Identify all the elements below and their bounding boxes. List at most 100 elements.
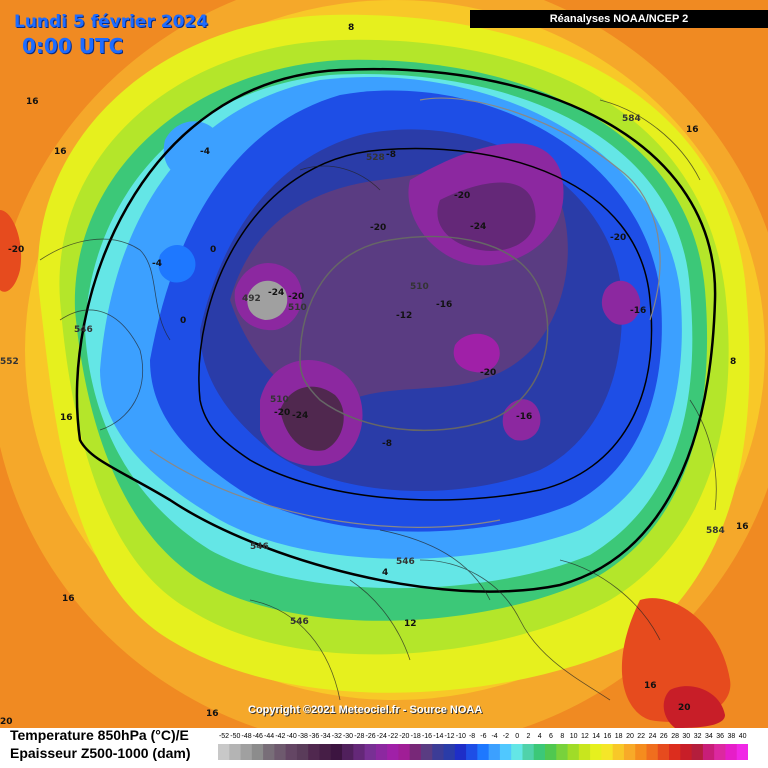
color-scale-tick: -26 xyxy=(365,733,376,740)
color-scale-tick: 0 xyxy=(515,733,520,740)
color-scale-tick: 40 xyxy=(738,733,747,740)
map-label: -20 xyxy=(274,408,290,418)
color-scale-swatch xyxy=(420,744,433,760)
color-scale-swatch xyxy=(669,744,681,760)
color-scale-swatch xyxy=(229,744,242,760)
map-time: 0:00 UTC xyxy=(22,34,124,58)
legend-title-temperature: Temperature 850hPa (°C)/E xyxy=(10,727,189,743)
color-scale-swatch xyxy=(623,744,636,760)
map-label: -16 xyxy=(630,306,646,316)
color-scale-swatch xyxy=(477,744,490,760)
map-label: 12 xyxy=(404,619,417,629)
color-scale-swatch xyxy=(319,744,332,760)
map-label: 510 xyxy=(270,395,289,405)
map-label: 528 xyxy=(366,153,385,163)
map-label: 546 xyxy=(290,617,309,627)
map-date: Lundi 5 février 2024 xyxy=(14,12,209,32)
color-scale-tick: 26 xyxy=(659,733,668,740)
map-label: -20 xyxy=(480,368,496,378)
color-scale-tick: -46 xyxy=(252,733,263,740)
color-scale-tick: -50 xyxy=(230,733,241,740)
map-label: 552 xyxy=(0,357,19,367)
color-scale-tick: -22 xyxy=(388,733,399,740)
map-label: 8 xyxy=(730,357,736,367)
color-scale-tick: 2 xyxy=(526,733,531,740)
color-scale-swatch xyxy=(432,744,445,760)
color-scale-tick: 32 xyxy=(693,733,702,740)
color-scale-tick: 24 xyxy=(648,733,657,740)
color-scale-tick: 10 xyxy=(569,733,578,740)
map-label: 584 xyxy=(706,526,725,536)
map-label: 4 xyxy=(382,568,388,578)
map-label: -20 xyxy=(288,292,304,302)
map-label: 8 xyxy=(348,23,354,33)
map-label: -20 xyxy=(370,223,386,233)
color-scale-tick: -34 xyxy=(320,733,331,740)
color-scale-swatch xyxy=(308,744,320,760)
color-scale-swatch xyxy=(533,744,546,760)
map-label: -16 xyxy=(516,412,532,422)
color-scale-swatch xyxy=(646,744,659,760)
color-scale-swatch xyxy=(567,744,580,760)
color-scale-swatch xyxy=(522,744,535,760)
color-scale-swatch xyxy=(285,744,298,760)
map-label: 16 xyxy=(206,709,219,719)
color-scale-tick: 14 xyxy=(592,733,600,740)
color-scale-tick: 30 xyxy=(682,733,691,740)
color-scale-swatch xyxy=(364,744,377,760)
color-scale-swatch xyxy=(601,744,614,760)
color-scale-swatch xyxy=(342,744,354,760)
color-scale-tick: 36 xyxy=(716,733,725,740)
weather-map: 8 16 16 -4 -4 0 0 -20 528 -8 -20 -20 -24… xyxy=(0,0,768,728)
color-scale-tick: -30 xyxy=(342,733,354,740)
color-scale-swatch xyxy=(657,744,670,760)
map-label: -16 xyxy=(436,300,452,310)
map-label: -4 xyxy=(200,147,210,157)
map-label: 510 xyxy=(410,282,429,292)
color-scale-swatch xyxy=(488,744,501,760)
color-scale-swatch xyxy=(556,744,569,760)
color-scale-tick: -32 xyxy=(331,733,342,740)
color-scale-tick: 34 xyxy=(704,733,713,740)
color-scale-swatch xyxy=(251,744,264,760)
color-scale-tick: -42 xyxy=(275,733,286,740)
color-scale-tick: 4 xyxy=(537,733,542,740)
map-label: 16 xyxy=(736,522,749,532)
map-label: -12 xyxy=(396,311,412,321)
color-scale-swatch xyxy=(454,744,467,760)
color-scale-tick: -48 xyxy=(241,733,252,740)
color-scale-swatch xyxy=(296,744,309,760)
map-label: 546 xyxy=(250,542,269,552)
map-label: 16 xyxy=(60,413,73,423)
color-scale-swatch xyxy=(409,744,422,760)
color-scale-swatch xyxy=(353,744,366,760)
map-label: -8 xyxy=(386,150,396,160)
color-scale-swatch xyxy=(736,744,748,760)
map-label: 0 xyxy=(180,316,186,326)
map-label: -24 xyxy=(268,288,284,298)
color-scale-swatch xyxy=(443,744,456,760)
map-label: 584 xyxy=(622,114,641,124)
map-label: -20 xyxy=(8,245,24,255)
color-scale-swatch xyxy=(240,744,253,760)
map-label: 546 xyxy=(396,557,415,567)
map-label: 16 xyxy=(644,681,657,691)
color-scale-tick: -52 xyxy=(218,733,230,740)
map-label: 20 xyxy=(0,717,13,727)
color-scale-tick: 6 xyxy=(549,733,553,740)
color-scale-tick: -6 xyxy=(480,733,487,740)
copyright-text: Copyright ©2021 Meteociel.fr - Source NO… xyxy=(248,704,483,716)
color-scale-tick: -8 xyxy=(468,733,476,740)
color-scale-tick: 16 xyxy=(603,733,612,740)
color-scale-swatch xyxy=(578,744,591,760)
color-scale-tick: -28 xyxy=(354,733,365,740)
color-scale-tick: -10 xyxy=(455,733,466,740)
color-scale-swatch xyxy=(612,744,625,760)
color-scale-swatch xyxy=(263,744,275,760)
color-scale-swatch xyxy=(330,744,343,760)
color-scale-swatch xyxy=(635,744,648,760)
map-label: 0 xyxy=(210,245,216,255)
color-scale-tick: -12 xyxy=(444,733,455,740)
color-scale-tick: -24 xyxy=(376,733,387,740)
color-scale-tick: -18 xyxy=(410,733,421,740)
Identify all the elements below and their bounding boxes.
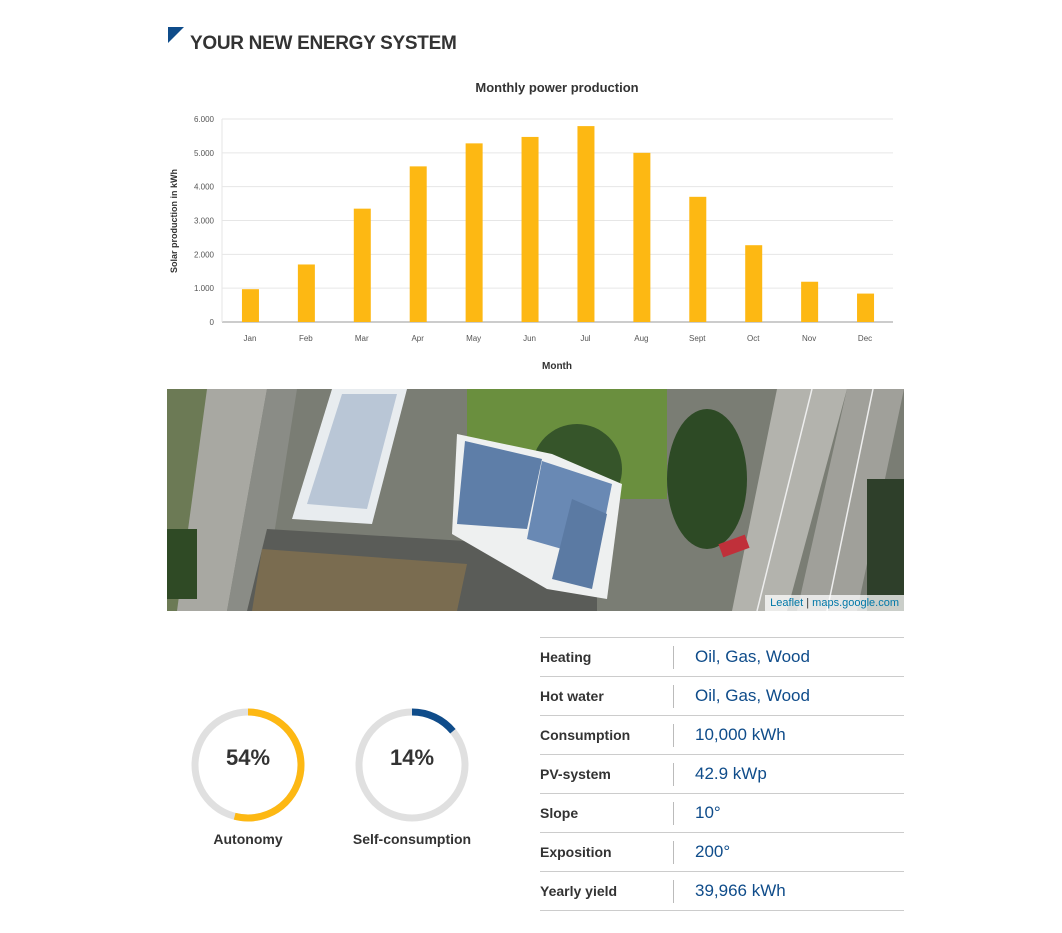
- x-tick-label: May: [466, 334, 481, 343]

Task description: Rewrite all of the items above, replacing "bounding boxes" with "box coordinates" and changing nothing else. Leave out the pictures.

Result of the task:
Identify all the elements below and their box coordinates. List at most 100 elements.
color-scale-tick: -26 xyxy=(365,733,376,740)
color-scale-tick: 0 xyxy=(515,733,520,740)
color-scale-tick: 40 xyxy=(738,733,747,740)
map-label: -20 xyxy=(274,408,290,418)
color-scale-swatch xyxy=(420,744,433,760)
color-scale-swatch xyxy=(669,744,681,760)
color-scale-swatch xyxy=(229,744,242,760)
map-time: 0:00 UTC xyxy=(22,34,124,58)
legend-title-temperature: Temperature 850hPa (°C)/E xyxy=(10,727,189,743)
color-scale-swatch xyxy=(623,744,636,760)
map-label: -16 xyxy=(630,306,646,316)
color-scale-swatch xyxy=(477,744,490,760)
map-label: 12 xyxy=(404,619,417,629)
color-scale-swatch xyxy=(319,744,332,760)
map-label: 510 xyxy=(270,395,289,405)
map-label: 528 xyxy=(366,153,385,163)
map-label: 546 xyxy=(290,617,309,627)
map-date: Lundi 5 février 2024 xyxy=(14,12,209,32)
color-scale-tick: 26 xyxy=(659,733,668,740)
map-label: -20 xyxy=(480,368,496,378)
color-scale-tick: -46 xyxy=(252,733,263,740)
color-scale-tick: -50 xyxy=(230,733,241,740)
map-label: 552 xyxy=(0,357,19,367)
color-scale-tick: -22 xyxy=(388,733,399,740)
map-label: 8 xyxy=(730,357,736,367)
color-scale-tick: 2 xyxy=(526,733,531,740)
color-scale-swatch xyxy=(432,744,445,760)
color-scale-tick: 32 xyxy=(693,733,702,740)
color-scale-tick: 24 xyxy=(648,733,657,740)
color-scale-tick: 10 xyxy=(569,733,578,740)
map-label: 584 xyxy=(706,526,725,536)
map-label: 4 xyxy=(382,568,388,578)
map-label: -20 xyxy=(288,292,304,302)
map-label: 8 xyxy=(348,23,354,33)
map-label: -20 xyxy=(370,223,386,233)
color-scale-tick: -34 xyxy=(320,733,331,740)
color-scale-swatch xyxy=(308,744,320,760)
color-scale-swatch xyxy=(533,744,546,760)
map-label: -16 xyxy=(516,412,532,422)
color-scale-swatch xyxy=(646,744,659,760)
color-scale-swatch xyxy=(567,744,580,760)
color-scale-swatch xyxy=(522,744,535,760)
color-scale-swatch xyxy=(285,744,298,760)
map-label: 16 xyxy=(206,709,219,719)
color-scale-tick: 14 xyxy=(592,733,600,740)
color-scale-tick: 30 xyxy=(682,733,691,740)
color-scale-swatch xyxy=(364,744,377,760)
color-scale-swatch xyxy=(601,744,614,760)
color-scale-swatch xyxy=(342,744,354,760)
color-scale-tick: 36 xyxy=(716,733,725,740)
weather-map: 8 16 16 -4 -4 0 0 -20 528 -8 -20 -20 -24… xyxy=(0,0,768,728)
color-scale-tick: -30 xyxy=(342,733,354,740)
color-scale-swatch xyxy=(657,744,670,760)
map-label: -16 xyxy=(436,300,452,310)
map-label: -4 xyxy=(200,147,210,157)
map-label: 510 xyxy=(410,282,429,292)
color-scale-swatch xyxy=(488,744,501,760)
color-scale-swatch xyxy=(556,744,569,760)
color-scale-tick: -32 xyxy=(331,733,342,740)
color-scale-tick: 34 xyxy=(704,733,713,740)
color-scale-swatch xyxy=(251,744,264,760)
color-scale-tick: -42 xyxy=(275,733,286,740)
color-scale-tick: 4 xyxy=(537,733,542,740)
map-label: 16 xyxy=(736,522,749,532)
map-label: -12 xyxy=(396,311,412,321)
color-scale-swatch xyxy=(454,744,467,760)
color-scale-tick: -48 xyxy=(241,733,252,740)
color-scale-swatch xyxy=(296,744,309,760)
map-label: 546 xyxy=(250,542,269,552)
map-label: 16 xyxy=(60,413,73,423)
color-scale-swatch xyxy=(409,744,422,760)
color-scale-swatch xyxy=(353,744,366,760)
map-label: -8 xyxy=(386,150,396,160)
color-scale-swatch xyxy=(736,744,748,760)
map-label: 0 xyxy=(180,316,186,326)
map-label: -24 xyxy=(268,288,284,298)
color-scale-swatch xyxy=(443,744,456,760)
map-label: 584 xyxy=(622,114,641,124)
map-label: -20 xyxy=(8,245,24,255)
color-scale-swatch xyxy=(240,744,253,760)
map-label: 546 xyxy=(396,557,415,567)
map-label: 16 xyxy=(644,681,657,691)
color-scale-tick: -52 xyxy=(218,733,230,740)
map-label: 20 xyxy=(0,717,13,727)
color-scale-tick: 6 xyxy=(549,733,553,740)
color-scale-tick: -6 xyxy=(480,733,487,740)
copyright-text: Copyright ©2021 Meteociel.fr - Source NO… xyxy=(248,704,483,716)
color-scale-tick: -8 xyxy=(468,733,476,740)
color-scale-tick: 16 xyxy=(603,733,612,740)
color-scale-swatch xyxy=(578,744,591,760)
color-scale-tick: -28 xyxy=(354,733,365,740)
color-scale-tick: -10 xyxy=(455,733,466,740)
color-scale-swatch xyxy=(612,744,625,760)
color-scale-swatch xyxy=(263,744,275,760)
color-scale-swatch xyxy=(330,744,343,760)
color-scale-swatch xyxy=(635,744,648,760)
map-label: 0 xyxy=(210,245,216,255)
color-scale-tick: -12 xyxy=(444,733,455,740)
color-scale-tick: -24 xyxy=(376,733,387,740)
color-scale-tick: -18 xyxy=(410,733,421,740)
Identify all the elements below and their box coordinates.
- x-tick-label: May: [466, 334, 481, 343]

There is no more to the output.